> [Exercise]: Copy each line in the data that includes the word "this".

> [Information supplied]:

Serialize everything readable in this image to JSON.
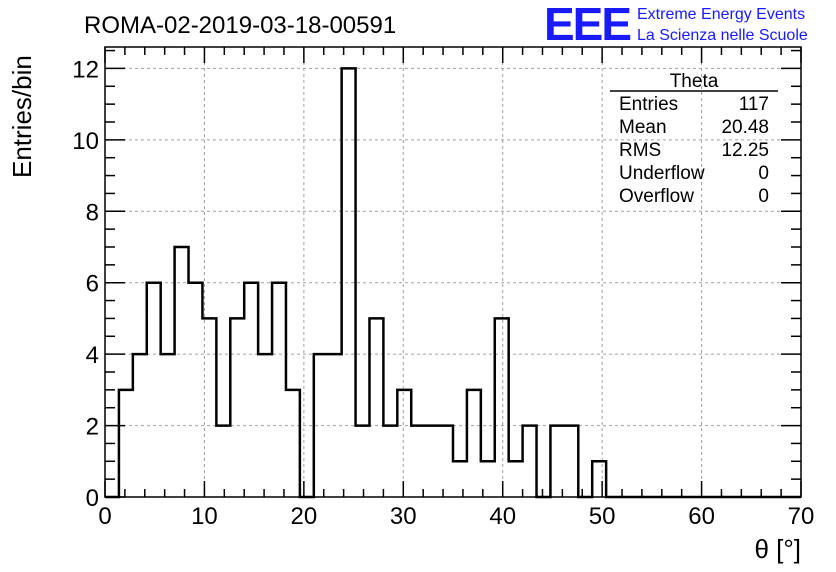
{
  "header": {
    "title": "ROMA-02-2019-03-18-00591",
    "logo_text": "EEE",
    "logo_line1": "Extreme Energy Events",
    "logo_line2": "La Scienza nelle Scuole",
    "logo_color": "#1a1aff"
  },
  "stats": {
    "name": "Theta",
    "rows": [
      {
        "label": "Entries",
        "value": "117"
      },
      {
        "label": "Mean",
        "value": "20.48"
      },
      {
        "label": "RMS",
        "value": "12.25"
      },
      {
        "label": "Underflow",
        "value": "0"
      },
      {
        "label": "Overflow",
        "value": "0"
      }
    ]
  },
  "chart_data": {
    "type": "histogram",
    "title": "ROMA-02-2019-03-18-00591",
    "xlabel": "θ [°]",
    "ylabel": "Entries/bin",
    "xlim": [
      0,
      70
    ],
    "ylim": [
      0,
      12.6
    ],
    "bin_width": 1.4,
    "bin_start": 0,
    "values": [
      0,
      3,
      4,
      6,
      4,
      7,
      6,
      5,
      2,
      5,
      6,
      4,
      6,
      3,
      0,
      4,
      4,
      12,
      2,
      5,
      2,
      3,
      2,
      2,
      2,
      1,
      3,
      1,
      5,
      1,
      2,
      0,
      2,
      2,
      0,
      1,
      0,
      0,
      0,
      0,
      0,
      0,
      0,
      0,
      0,
      0,
      0,
      0,
      0,
      0
    ],
    "x_ticks": [
      0,
      10,
      20,
      30,
      40,
      50,
      60,
      70
    ],
    "y_ticks": [
      0,
      2,
      4,
      6,
      8,
      10,
      12
    ],
    "grid": true,
    "line_color": "#000000"
  }
}
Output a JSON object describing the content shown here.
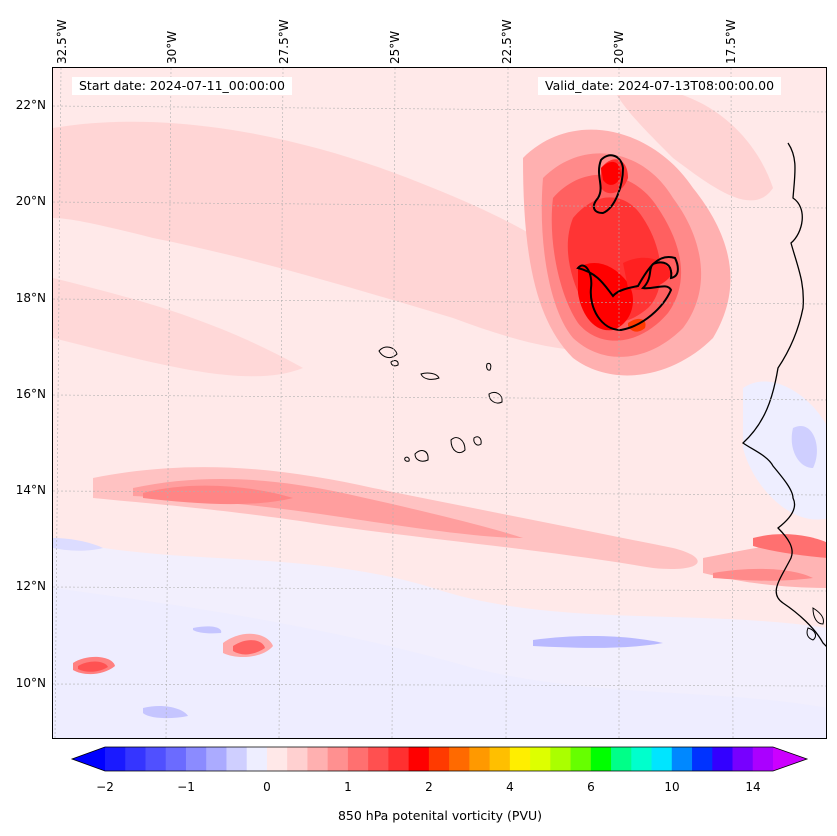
{
  "map": {
    "start_label": "Start date: 2024-07-11_00:00:00",
    "valid_label": "Valid_date: 2024-07-13T08:00:00.00",
    "lon_labels": [
      "32.5°W",
      "30°W",
      "27.5°W",
      "25°W",
      "22.5°W",
      "20°W",
      "17.5°W"
    ],
    "lat_labels": [
      "22°N",
      "20°N",
      "18°N",
      "16°N",
      "14°N",
      "12°N",
      "10°N"
    ]
  },
  "colorbar": {
    "title": "850 hPa potenital vorticity (PVU)",
    "tick_labels": [
      "−2",
      "−1",
      "0",
      "1",
      "2",
      "4",
      "6",
      "10",
      "14"
    ],
    "colors": [
      "#1a1aff",
      "#3535ff",
      "#5050ff",
      "#6b6bff",
      "#8b8bff",
      "#ababff",
      "#cfcfff",
      "#eeeeff",
      "#ffe8e8",
      "#ffd0d0",
      "#ffb0b0",
      "#ff9090",
      "#ff7070",
      "#ff5050",
      "#ff3030",
      "#ff0000",
      "#ff3a00",
      "#ff6a00",
      "#ff9900",
      "#ffbf00",
      "#ffee00",
      "#ddff00",
      "#aaff00",
      "#66ff00",
      "#00ff00",
      "#00ff88",
      "#00ffcc",
      "#00e5ff",
      "#0088ff",
      "#0033ff",
      "#3300ff",
      "#7700ff",
      "#aa00ff"
    ],
    "under_color": "#0000ff",
    "over_color": "#cc00ff"
  }
}
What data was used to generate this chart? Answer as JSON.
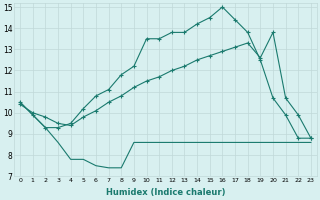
{
  "line_top_x": [
    0,
    1,
    2,
    3,
    4,
    5,
    6,
    7,
    8,
    9,
    10,
    11,
    12,
    13,
    14,
    15,
    16,
    17,
    18,
    19,
    20,
    21,
    22,
    23
  ],
  "line_top_y": [
    10.5,
    9.9,
    9.3,
    9.3,
    9.5,
    10.2,
    10.8,
    11.1,
    11.8,
    12.2,
    13.5,
    13.5,
    13.8,
    13.8,
    14.2,
    14.5,
    15.0,
    14.4,
    13.8,
    12.5,
    10.7,
    9.9,
    8.8,
    8.8
  ],
  "line_mid_x": [
    0,
    1,
    2,
    3,
    4,
    5,
    6,
    7,
    8,
    9,
    10,
    11,
    12,
    13,
    14,
    15,
    16,
    17,
    18,
    19,
    20,
    21,
    22,
    23
  ],
  "line_mid_y": [
    10.4,
    10.0,
    9.8,
    9.5,
    9.4,
    9.8,
    10.1,
    10.5,
    10.8,
    11.2,
    11.5,
    11.7,
    12.0,
    12.2,
    12.5,
    12.7,
    12.9,
    13.1,
    13.3,
    12.6,
    13.8,
    10.7,
    9.9,
    8.8
  ],
  "line_bot_x": [
    0,
    1,
    2,
    3,
    4,
    5,
    6,
    7,
    8,
    9,
    10,
    11,
    12,
    13,
    14,
    15,
    16,
    17,
    18,
    19,
    20,
    21,
    22,
    23
  ],
  "line_bot_y": [
    10.5,
    9.9,
    9.3,
    8.6,
    7.8,
    7.8,
    7.5,
    7.4,
    7.4,
    8.6,
    8.6,
    8.6,
    8.6,
    8.6,
    8.6,
    8.6,
    8.6,
    8.6,
    8.6,
    8.6,
    8.6,
    8.6,
    8.6,
    8.6
  ],
  "line_color": "#1a7a6e",
  "bg_color": "#d8f0f0",
  "grid_color": "#c0d8d8",
  "xlim": [
    -0.5,
    23.5
  ],
  "ylim": [
    7,
    15.2
  ],
  "yticks": [
    7,
    8,
    9,
    10,
    11,
    12,
    13,
    14,
    15
  ],
  "xticks": [
    0,
    1,
    2,
    3,
    4,
    5,
    6,
    7,
    8,
    9,
    10,
    11,
    12,
    13,
    14,
    15,
    16,
    17,
    18,
    19,
    20,
    21,
    22,
    23
  ],
  "xlabel": "Humidex (Indice chaleur)"
}
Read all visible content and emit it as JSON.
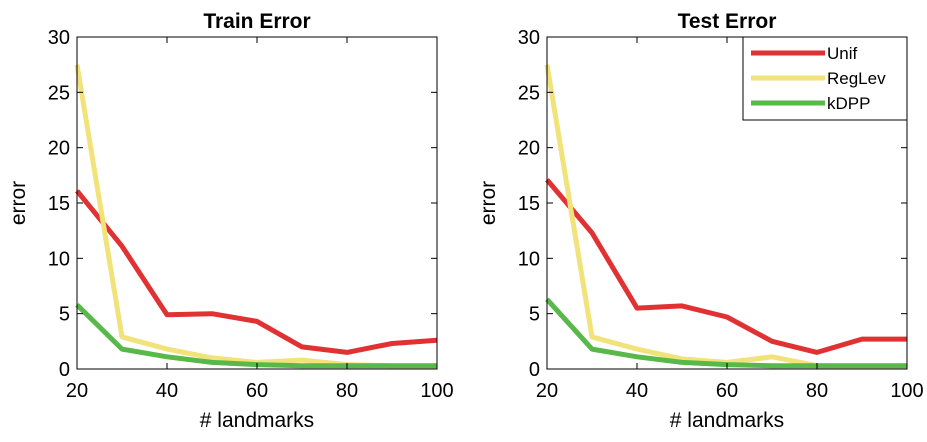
{
  "colors": {
    "Unif": "#e03232",
    "RegLev": "#f2e27a",
    "kDPP": "#58b84a"
  },
  "chart_data": [
    {
      "type": "line",
      "title": "Train Error",
      "xlabel": "# landmarks",
      "ylabel": "error",
      "xlim": [
        20,
        100
      ],
      "ylim": [
        0,
        30
      ],
      "xticks": [
        "20",
        "40",
        "60",
        "80",
        "100"
      ],
      "yticks": [
        "0",
        "5",
        "10",
        "15",
        "20",
        "25",
        "30"
      ],
      "grid": false,
      "x": [
        20,
        30,
        40,
        50,
        60,
        70,
        80,
        90,
        100
      ],
      "series": [
        {
          "name": "Unif",
          "values": [
            16.1,
            11.1,
            4.9,
            5.0,
            4.3,
            2.0,
            1.5,
            2.3,
            2.6
          ]
        },
        {
          "name": "RegLev",
          "values": [
            27.5,
            2.9,
            1.8,
            1.0,
            0.6,
            0.8,
            0.4,
            0.3,
            0.3
          ]
        },
        {
          "name": "kDPP",
          "values": [
            5.8,
            1.8,
            1.1,
            0.6,
            0.4,
            0.3,
            0.3,
            0.3,
            0.3
          ]
        }
      ]
    },
    {
      "type": "line",
      "title": "Test Error",
      "xlabel": "# landmarks",
      "ylabel": "error",
      "xlim": [
        20,
        100
      ],
      "ylim": [
        0,
        30
      ],
      "xticks": [
        "20",
        "40",
        "60",
        "80",
        "100"
      ],
      "yticks": [
        "0",
        "5",
        "10",
        "15",
        "20",
        "25",
        "30"
      ],
      "grid": false,
      "legend": {
        "position": "top-right",
        "entries": [
          "Unif",
          "RegLev",
          "kDPP"
        ]
      },
      "x": [
        20,
        30,
        40,
        50,
        60,
        70,
        80,
        90,
        100
      ],
      "series": [
        {
          "name": "Unif",
          "values": [
            17.1,
            12.3,
            5.5,
            5.7,
            4.7,
            2.5,
            1.5,
            2.7,
            2.7
          ]
        },
        {
          "name": "RegLev",
          "values": [
            27.5,
            2.9,
            1.8,
            0.9,
            0.6,
            1.1,
            0.3,
            0.3,
            0.3
          ]
        },
        {
          "name": "kDPP",
          "values": [
            6.3,
            1.8,
            1.1,
            0.6,
            0.4,
            0.3,
            0.3,
            0.3,
            0.3
          ]
        }
      ]
    }
  ]
}
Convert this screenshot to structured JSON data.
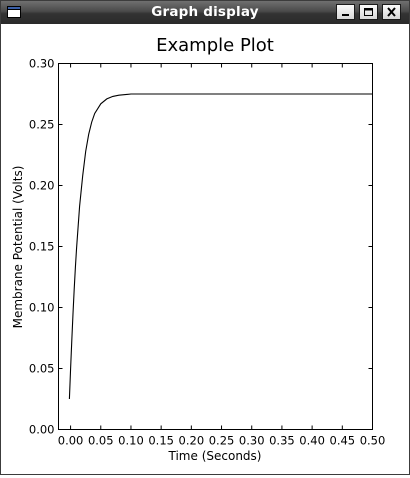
{
  "window": {
    "title": "Graph display",
    "controls": {
      "minimize_icon": "minimize-icon",
      "maximize_icon": "maximize-icon",
      "close_icon": "close-icon"
    },
    "app_icon": "window-icon"
  },
  "chart_data": {
    "type": "line",
    "title": "Example Plot",
    "xlabel": "Time (Seconds)",
    "ylabel": "Membrane Potential (Volts)",
    "xlim": [
      -0.02,
      0.5
    ],
    "ylim": [
      0.0,
      0.3
    ],
    "xticks": [
      "0.00",
      "0.05",
      "0.10",
      "0.15",
      "0.20",
      "0.25",
      "0.30",
      "0.35",
      "0.40",
      "0.45",
      "0.50"
    ],
    "yticks": [
      "0.00",
      "0.05",
      "0.10",
      "0.15",
      "0.20",
      "0.25",
      "0.30"
    ],
    "grid": false,
    "series": [
      {
        "x": [
          -0.002,
          0.0,
          0.002,
          0.004,
          0.006,
          0.008,
          0.01,
          0.015,
          0.02,
          0.025,
          0.03,
          0.035,
          0.04,
          0.05,
          0.06,
          0.07,
          0.08,
          0.1,
          0.15,
          0.2,
          0.3,
          0.4,
          0.5
        ],
        "y": [
          0.025,
          0.05,
          0.073,
          0.095,
          0.115,
          0.133,
          0.149,
          0.183,
          0.208,
          0.228,
          0.242,
          0.252,
          0.259,
          0.267,
          0.271,
          0.273,
          0.274,
          0.275,
          0.275,
          0.275,
          0.275,
          0.275,
          0.275
        ],
        "color": "#000000"
      }
    ]
  }
}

> [Response below]:
Serialize everything readable in this image to JSON.
What data was used to generate this chart? Answer as JSON.
Convert this screenshot to structured JSON data.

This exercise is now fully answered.